*** Extrait fourni ***

Deux ans plus tard, en 1967, les
conseillers américains au Vietnam, au
nombre de 30.000, sont remplacés par un
corps expéditionnaire de 500.000 soldats
en vue d’endiguer le déferlement
communiste.
En application du principe «Penser
global agir local» Che Guevara et Nasser
en seront les deux victimes collatérales
de ce mot d’ordre impérialiste.
En prévision de la première
confrontation directe entre Américains
et communistes, qui culminera en janvier
1968 avec l’offensive communiste
victorieuse du Têt, les Etats Unis
s’emploient à «assécher le marigot» de
leur arrière-cour. La Guerre de juin
1967 contre Gamal Abdel Nasser, dix ans
après Suez, châtie le chef charismatique
du nationalisme arabe de son soutien aux
indépendantistes du Sud Yémen et conduit
l’Égypte à se désengager de la Péninsule
arabique, zone névralgique du système
énergétique mondial. Nasser laisse de ce
fait les mains libres à l’Arabie
Saoudite pour assurer, à des prix
compétitifs, et en toute quiétude, le
ravitaillement de la Vème (Golfe-Océan
Indien) et la VIIème flotte américaine
(Pacifique) en opération au Vietnam. Les
États Unis alignaient alors une force de
frappe de 3 porte-avions, 500 avions de
combats, sans compter les hélicoptères,
les chars et blindés et les transports
de troupe.
La relève nassérienne sera assurée
par la guérilla palestinienne pendant
quatorze ans (1968-1982), de la bataille
de Karameh, en 1968, à la perte du
sanctuaire libanais des Palestiniens, en
1982, dans la foulée de la première
invasion israélienne du Liban. Le combat
palestinien en sortira exsangue, tant
par les coups de butoirs répétitifs de
ses ennemis, le trône hachémite avec le
septembre noir jordanien 1970, la guerre
de dérivation du Liban pour en faire une
«patrie de substitution» aux
Palestiniens (1975-1983) que par ses
dérives de type mafieuses.
Le FLN vietnamien faisait usage des
bordels de Saigon comme source de
revenus, les Palestiniens des lupanars
de Beyrouth, les lieux de leurs propres
débauches.
Sur le flanc sud des États Unis, Che
Guevara est assassiné quatre mois plus
tard en Bolivie, en octobre 1967,
provoquant un coup d’arrêt brutal à la
guérilla transaméricaine.

***

■ Consigne a ■
Réécrivez les lignes des entrées en partant de la ligne qui contient «list-item[interactable]: My love» et en allant jusqu'à la ligne qui contient «highlighted-contact[interactable]: Boss +1», avec «Special List» remplacé par «VIP List» et tout le reste inchangé.
Les entrées n'ont aucun lien avec l'extrait.

*** Entrées extraites ***

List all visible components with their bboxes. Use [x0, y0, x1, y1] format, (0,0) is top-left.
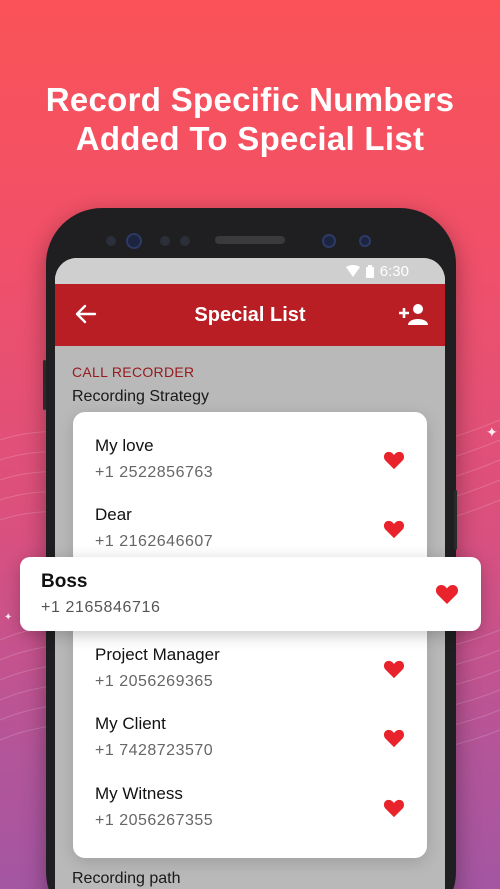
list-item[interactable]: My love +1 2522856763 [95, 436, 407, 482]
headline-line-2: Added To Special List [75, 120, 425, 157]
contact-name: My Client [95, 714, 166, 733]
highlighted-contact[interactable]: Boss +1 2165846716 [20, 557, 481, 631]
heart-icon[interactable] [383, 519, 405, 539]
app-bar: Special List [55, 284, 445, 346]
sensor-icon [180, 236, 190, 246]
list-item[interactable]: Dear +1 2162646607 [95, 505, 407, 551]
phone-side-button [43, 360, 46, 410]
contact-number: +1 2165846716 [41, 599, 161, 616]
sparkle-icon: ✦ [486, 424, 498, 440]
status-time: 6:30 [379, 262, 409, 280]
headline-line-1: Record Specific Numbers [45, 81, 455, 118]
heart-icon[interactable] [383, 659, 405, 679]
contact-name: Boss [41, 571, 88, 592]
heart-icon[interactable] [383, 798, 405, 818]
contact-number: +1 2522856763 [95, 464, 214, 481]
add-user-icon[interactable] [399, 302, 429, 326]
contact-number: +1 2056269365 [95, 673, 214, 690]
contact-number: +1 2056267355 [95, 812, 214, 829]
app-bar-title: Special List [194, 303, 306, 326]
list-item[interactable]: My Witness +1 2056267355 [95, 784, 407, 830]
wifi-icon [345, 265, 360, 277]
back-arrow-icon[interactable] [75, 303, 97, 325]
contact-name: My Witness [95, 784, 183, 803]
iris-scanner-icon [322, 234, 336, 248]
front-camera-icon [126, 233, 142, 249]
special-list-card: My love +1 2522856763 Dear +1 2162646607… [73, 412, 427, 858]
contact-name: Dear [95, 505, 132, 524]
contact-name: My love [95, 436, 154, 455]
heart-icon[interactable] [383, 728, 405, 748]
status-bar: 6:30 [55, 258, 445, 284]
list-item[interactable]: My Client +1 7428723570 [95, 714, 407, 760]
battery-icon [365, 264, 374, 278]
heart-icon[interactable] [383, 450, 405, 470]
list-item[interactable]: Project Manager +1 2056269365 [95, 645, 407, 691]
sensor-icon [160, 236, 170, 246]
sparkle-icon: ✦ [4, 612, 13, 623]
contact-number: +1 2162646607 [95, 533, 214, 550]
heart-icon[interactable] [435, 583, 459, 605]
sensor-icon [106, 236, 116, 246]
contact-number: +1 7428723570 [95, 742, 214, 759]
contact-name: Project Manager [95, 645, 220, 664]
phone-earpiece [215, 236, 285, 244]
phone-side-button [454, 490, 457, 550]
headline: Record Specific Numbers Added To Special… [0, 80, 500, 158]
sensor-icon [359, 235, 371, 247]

***

■ Consigne b ■
Recopiez à l'identique le passage de l'extrait qui commence par «Sur le flanc» et se poursuit jusqu'à «guérilla transaméricaine.».

■ Réponse a ■
list-item[interactable]: My love +1 2522856763 [95, 436, 407, 482]
headline-line-2: Added To VIP List [75, 120, 425, 157]
contact-name: My Client [95, 714, 166, 733]
highlighted-contact[interactable]: Boss +1 2165846716 [20, 557, 481, 631]

■ Réponse b ■
Sur le flanc sud des États Unis, Che
Guevara est assassiné quatre mois plus
tard en Bolivie, en octobre 1967,
provoquant un coup d’arrêt brutal à la
guérilla transaméricaine.